TASK TO CARRY OUT: Transcribe all the records with complete accuracy.

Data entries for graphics
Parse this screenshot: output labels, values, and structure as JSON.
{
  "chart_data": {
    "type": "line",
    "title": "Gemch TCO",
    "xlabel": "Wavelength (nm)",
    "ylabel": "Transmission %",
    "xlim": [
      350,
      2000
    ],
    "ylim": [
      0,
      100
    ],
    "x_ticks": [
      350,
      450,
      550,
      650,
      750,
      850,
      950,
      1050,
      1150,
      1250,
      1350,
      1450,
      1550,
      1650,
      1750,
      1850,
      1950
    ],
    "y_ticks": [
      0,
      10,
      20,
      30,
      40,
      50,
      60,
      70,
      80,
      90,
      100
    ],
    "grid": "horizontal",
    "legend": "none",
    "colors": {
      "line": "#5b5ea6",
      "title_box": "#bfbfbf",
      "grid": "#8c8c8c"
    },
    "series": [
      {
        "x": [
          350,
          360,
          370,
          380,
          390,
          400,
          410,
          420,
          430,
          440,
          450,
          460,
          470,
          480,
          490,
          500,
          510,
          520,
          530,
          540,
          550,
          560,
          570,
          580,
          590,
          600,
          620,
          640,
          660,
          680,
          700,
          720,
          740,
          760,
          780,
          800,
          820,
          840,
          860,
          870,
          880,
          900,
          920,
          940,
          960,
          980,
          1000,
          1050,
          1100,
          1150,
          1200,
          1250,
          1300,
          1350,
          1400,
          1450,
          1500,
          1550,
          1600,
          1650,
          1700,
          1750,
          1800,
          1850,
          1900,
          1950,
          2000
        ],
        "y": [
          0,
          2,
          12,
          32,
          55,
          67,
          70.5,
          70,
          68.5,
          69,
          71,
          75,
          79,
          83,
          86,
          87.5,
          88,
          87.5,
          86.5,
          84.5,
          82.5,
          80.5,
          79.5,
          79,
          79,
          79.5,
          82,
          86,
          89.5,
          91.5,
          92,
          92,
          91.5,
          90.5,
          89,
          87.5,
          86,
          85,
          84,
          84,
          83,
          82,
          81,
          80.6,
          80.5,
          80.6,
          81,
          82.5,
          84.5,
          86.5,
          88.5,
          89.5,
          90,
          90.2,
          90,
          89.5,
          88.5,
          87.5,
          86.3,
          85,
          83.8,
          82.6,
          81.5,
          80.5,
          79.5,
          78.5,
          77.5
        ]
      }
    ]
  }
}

RESULT FOR THIS EXERCISE:
Parse this screenshot: output labels, values, and structure as JSON.
{
  "chart_data": {
    "type": "line",
    "title": "Gemch TCO",
    "xlabel": "Wavelength (nm)",
    "ylabel": "Transmission %",
    "xlim": [
      350,
      2000
    ],
    "ylim": [
      0,
      100
    ],
    "x_ticks": [
      350,
      450,
      550,
      650,
      750,
      850,
      950,
      1050,
      1150,
      1250,
      1350,
      1450,
      1550,
      1650,
      1750,
      1850,
      1950
    ],
    "y_ticks": [
      0,
      10,
      20,
      30,
      40,
      50,
      60,
      70,
      80,
      90,
      100
    ],
    "grid": "horizontal",
    "legend": "none",
    "colors": {
      "line": "#5b5ea6",
      "title_box": "#bfbfbf",
      "grid": "#8c8c8c"
    },
    "series": [
      {
        "x": [
          350,
          360,
          370,
          380,
          390,
          400,
          410,
          420,
          430,
          440,
          450,
          460,
          470,
          480,
          490,
          500,
          510,
          520,
          530,
          540,
          550,
          560,
          570,
          580,
          590,
          600,
          620,
          640,
          660,
          680,
          700,
          720,
          740,
          760,
          780,
          800,
          820,
          840,
          860,
          870,
          880,
          900,
          920,
          940,
          960,
          980,
          1000,
          1050,
          1100,
          1150,
          1200,
          1250,
          1300,
          1350,
          1400,
          1450,
          1500,
          1550,
          1600,
          1650,
          1700,
          1750,
          1800,
          1850,
          1900,
          1950,
          2000
        ],
        "y": [
          0,
          2,
          12,
          32,
          55,
          67,
          70.5,
          70,
          68.5,
          69,
          71,
          75,
          79,
          83,
          86,
          87.5,
          88,
          87.5,
          86.5,
          84.5,
          82.5,
          80.5,
          79.5,
          79,
          79,
          79.5,
          82,
          86,
          89.5,
          91.5,
          92,
          92,
          91.5,
          90.5,
          89,
          87.5,
          86,
          85,
          84,
          84,
          83,
          82,
          81,
          80.6,
          80.5,
          80.6,
          81,
          82.5,
          84.5,
          86.5,
          88.5,
          89.5,
          90,
          90.2,
          90,
          89.5,
          88.5,
          87.5,
          86.3,
          85,
          83.8,
          82.6,
          81.5,
          80.5,
          79.5,
          78.5,
          77.5
        ]
      }
    ]
  }
}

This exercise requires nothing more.